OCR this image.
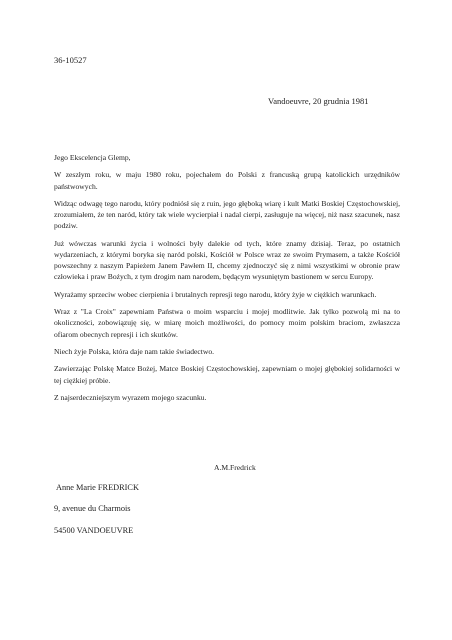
36-10527
Vandoeuvre, 20 grudnia 1981

Jego Ekscelencja Glemp,

W zeszłym roku, w maju 1980 roku, pojechałem do Polski z francuską grupą katolickich urzędników państwowych.

Widząc odwagę tego narodu, który podniósł się z ruin, jego głęboką wiarę i kult Matki Boskiej Częstochowskiej, zrozumiałem, że ten naród, który tak wiele wycierpiał i nadal cierpi, zasługuje na więcej, niż nasz szacunek, nasz podziw.

Już wówczas warunki życia i wolności były dalekie od tych, które znamy dzisiaj. Teraz, po ostatnich wydarzeniach, z którymi boryka się naród polski, Kościół w Polsce wraz ze swoim Prymasem, a także Kościół powszechny z naszym Papieżem Janem Pawłem II, chcemy zjednoczyć się z nimi wszystkimi w obronie praw człowieka i praw Bożych, z tym drogim nam narodem, będącym wysuniętym bastionem w sercu Europy.

Wyrażamy sprzeciw wobec cierpienia i brutalnych represji tego narodu, który żyje w ciężkich warunkach.

Wraz z "La Croix" zapewniam Państwa o moim wsparciu i mojej modlitwie. Jak tylko pozwolą mi na to okoliczności, zobowiązuję się, w miarę moich możliwości, do pomocy moim polskim braciom, zwłaszcza ofiarom obecnych represji i ich skutków.

Niech żyje Polska, która daje nam takie świadectwo.

Zawierzając Polskę Matce Bożej, Matce Boskiej Częstochowskiej, zapewniam o mojej głębokiej solidarności w tej ciężkiej próbie.

Z najserdeczniejszym wyrazem mojego szacunku.

A.M.Fredrick
Anne Marie FREDRICK
9, avenue du Charmois
54500 VANDOEUVRE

════

■ SET EXERCISE
From the material above, reproduce everything verbatim except the pictures.

■ TASK SOLUTION
OCR this image.
36-10527
Vandoeuvre, 20 grudnia 1981

Jego Ekscelencja Glemp,

W zeszłym roku, w maju 1980 roku, pojechałem do Polski z francuską grupą katolickich urzędników państwowych.

Widząc odwagę tego narodu, który podniósł się z ruin, jego głęboką wiarę i kult Matki Boskiej Częstochowskiej, zrozumiałem, że ten naród, który tak wiele wycierpiał i nadal cierpi, zasługuje na więcej, niż nasz szacunek, nasz podziw.

Już wówczas warunki życia i wolności były dalekie od tych, które znamy dzisiaj. Teraz, po ostatnich wydarzeniach, z którymi boryka się naród polski, Kościół w Polsce wraz ze swoim Prymasem, a także Kościół powszechny z naszym Papieżem Janem Pawłem II, chcemy zjednoczyć się z nimi wszystkimi w obronie praw człowieka i praw Bożych, z tym drogim nam narodem, będącym wysuniętym bastionem w sercu Europy.

Wyrażamy sprzeciw wobec cierpienia i brutalnych represji tego narodu, który żyje w ciężkich warunkach.

Wraz z "La Croix" zapewniam Państwa o moim wsparciu i mojej modlitwie. Jak tylko pozwolą mi na to okoliczności, zobowiązuję się, w miarę moich możliwości, do pomocy moim polskim braciom, zwłaszcza ofiarom obecnych represji i ich skutków.

Niech żyje Polska, która daje nam takie świadectwo.

Zawierzając Polskę Matce Bożej, Matce Boskiej Częstochowskiej, zapewniam o mojej głębokiej solidarności w tej ciężkiej próbie.

Z najserdeczniejszym wyrazem mojego szacunku.

A.M.Fredrick
Anne Marie FREDRICK
9, avenue du Charmois
54500 VANDOEUVRE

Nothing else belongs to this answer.